| WHAT NEEDS TO BE DONE |
Return each line of the data below verbatim; pictures are to be left out.

| DATA IN THIS EXERCISE |

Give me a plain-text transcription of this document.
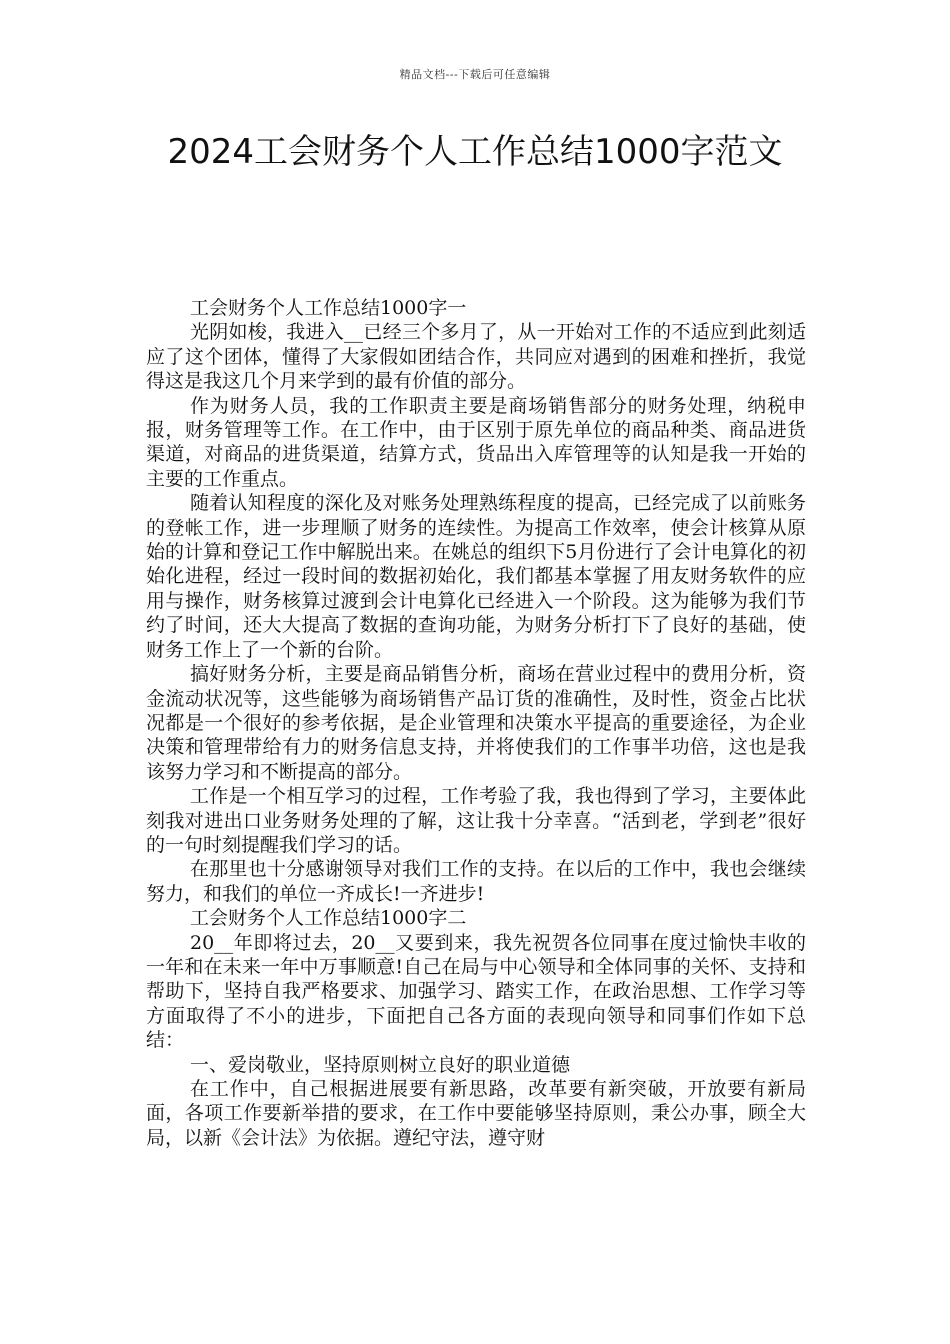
精品文档---下载后可任意编辑
2024工会财务个人工作总结1000字范文

工会财务个人工作总结1000字一

光阴如梭，我进入__已经三个多月了，从一开始对工作的不适应到此刻适应了这个团体，懂得了大家假如团结合作，共同应对遇到的困难和挫折，我觉得这是我这几个月来学到的最有价值的部分。

作为财务人员，我的工作职责主要是商场销售部分的财务处理，纳税申报，财务管理等工作。在工作中，由于区别于原先单位的商品种类、商品进货渠道，对商品的进货渠道，结算方式，货品出入库管理等的认知是我一开始的主要的工作重点。

随着认知程度的深化及对账务处理熟练程度的提高，已经完成了以前账务的登帐工作，进一步理顺了财务的连续性。为提高工作效率，使会计核算从原始的计算和登记工作中解脱出来。在姚总的组织下5月份进行了会计电算化的初始化进程，经过一段时间的数据初始化，我们都基本掌握了用友财务软件的应用与操作，财务核算过渡到会计电算化已经进入一个阶段。这为能够为我们节约了时间，还大大提高了数据的查询功能，为财务分析打下了良好的基础，使财务工作上了一个新的台阶。

搞好财务分析，主要是商品销售分析，商场在营业过程中的费用分析，资金流动状况等，这些能够为商场销售产品订货的准确性，及时性，资金占比状况都是一个很好的参考依据，是企业管理和决策水平提高的重要途径，为企业决策和管理带给有力的财务信息支持，并将使我们的工作事半功倍，这也是我该努力学习和不断提高的部分。

工作是一个相互学习的过程，工作考验了我，我也得到了学习，主要体此刻我对进出口业务财务处理的了解，这让我十分幸喜。“活到老，学到老”很好的一句时刻提醒我们学习的话。

在那里也十分感谢领导对我们工作的支持。在以后的工作中，我也会继续努力，和我们的单位一齐成长!一齐进步!

工会财务个人工作总结1000字二

20__年即将过去，20__又要到来，我先祝贺各位同事在度过愉快丰收的一年和在未来一年中万事顺意!自己在局与中心领导和全体同事的关怀、支持和帮助下，坚持自我严格要求、加强学习、踏实工作，在政治思想、工作学习等方面取得了不小的进步，下面把自己各方面的表现向领导和同事们作如下总结：

一、爱岗敬业，坚持原则树立良好的职业道德

在工作中，自己根据进展要有新思路，改革要有新突破，开放要有新局面，各项工作要新举措的要求，在工作中要能够坚持原则，秉公办事，顾全大局，以新《会计法》为依据。遵纪守法，遵守财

| REPLY |
Give me a plain-text transcription of this document.
精品文档---下载后可任意编辑
2024工会财务个人工作总结1000字范文

工会财务个人工作总结1000字一

光阴如梭，我进入__已经三个多月了，从一开始对工作的不适应到此刻适应了这个团体，懂得了大家假如团结合作，共同应对遇到的困难和挫折，我觉得这是我这几个月来学到的最有价值的部分。

作为财务人员，我的工作职责主要是商场销售部分的财务处理，纳税申报，财务管理等工作。在工作中，由于区别于原先单位的商品种类、商品进货渠道，对商品的进货渠道，结算方式，货品出入库管理等的认知是我一开始的主要的工作重点。

随着认知程度的深化及对账务处理熟练程度的提高，已经完成了以前账务的登帐工作，进一步理顺了财务的连续性。为提高工作效率，使会计核算从原始的计算和登记工作中解脱出来。在姚总的组织下5月份进行了会计电算化的初始化进程，经过一段时间的数据初始化，我们都基本掌握了用友财务软件的应用与操作，财务核算过渡到会计电算化已经进入一个阶段。这为能够为我们节约了时间，还大大提高了数据的查询功能，为财务分析打下了良好的基础，使财务工作上了一个新的台阶。

搞好财务分析，主要是商品销售分析，商场在营业过程中的费用分析，资金流动状况等，这些能够为商场销售产品订货的准确性，及时性，资金占比状况都是一个很好的参考依据，是企业管理和决策水平提高的重要途径，为企业决策和管理带给有力的财务信息支持，并将使我们的工作事半功倍，这也是我该努力学习和不断提高的部分。

工作是一个相互学习的过程，工作考验了我，我也得到了学习，主要体此刻我对进出口业务财务处理的了解，这让我十分幸喜。“活到老，学到老”很好的一句时刻提醒我们学习的话。

在那里也十分感谢领导对我们工作的支持。在以后的工作中，我也会继续努力，和我们的单位一齐成长!一齐进步!

工会财务个人工作总结1000字二

20__年即将过去，20__又要到来，我先祝贺各位同事在度过愉快丰收的一年和在未来一年中万事顺意!自己在局与中心领导和全体同事的关怀、支持和帮助下，坚持自我严格要求、加强学习、踏实工作，在政治思想、工作学习等方面取得了不小的进步，下面把自己各方面的表现向领导和同事们作如下总结：

一、爱岗敬业，坚持原则树立良好的职业道德

在工作中，自己根据进展要有新思路，改革要有新突破，开放要有新局面，各项工作要新举措的要求，在工作中要能够坚持原则，秉公办事，顾全大局，以新《会计法》为依据。遵纪守法，遵守财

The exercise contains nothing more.